Only a number is wanted here: the number of lines of the data that include "DRAIN".

---------- Provided data

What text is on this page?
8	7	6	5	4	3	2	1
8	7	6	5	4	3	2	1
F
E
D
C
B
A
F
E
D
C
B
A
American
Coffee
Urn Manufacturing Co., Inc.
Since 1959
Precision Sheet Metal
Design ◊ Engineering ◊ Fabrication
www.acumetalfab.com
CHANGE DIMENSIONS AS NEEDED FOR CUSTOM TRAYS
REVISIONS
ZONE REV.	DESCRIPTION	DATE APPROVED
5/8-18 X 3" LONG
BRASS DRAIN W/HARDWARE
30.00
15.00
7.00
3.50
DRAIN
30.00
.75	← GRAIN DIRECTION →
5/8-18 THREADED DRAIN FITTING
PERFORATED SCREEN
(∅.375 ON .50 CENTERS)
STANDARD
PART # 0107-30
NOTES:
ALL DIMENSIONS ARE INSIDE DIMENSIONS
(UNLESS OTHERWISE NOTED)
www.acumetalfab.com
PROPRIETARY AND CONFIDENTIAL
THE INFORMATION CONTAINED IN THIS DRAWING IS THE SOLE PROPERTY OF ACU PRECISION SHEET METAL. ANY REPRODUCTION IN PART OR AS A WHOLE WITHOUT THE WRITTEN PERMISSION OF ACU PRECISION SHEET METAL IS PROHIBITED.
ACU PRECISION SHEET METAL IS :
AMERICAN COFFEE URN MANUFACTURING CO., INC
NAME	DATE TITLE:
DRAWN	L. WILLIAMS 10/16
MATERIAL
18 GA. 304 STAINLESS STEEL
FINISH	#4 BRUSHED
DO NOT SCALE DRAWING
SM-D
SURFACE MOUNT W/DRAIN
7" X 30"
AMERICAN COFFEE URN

--------------------

__Solution to this exercise__
4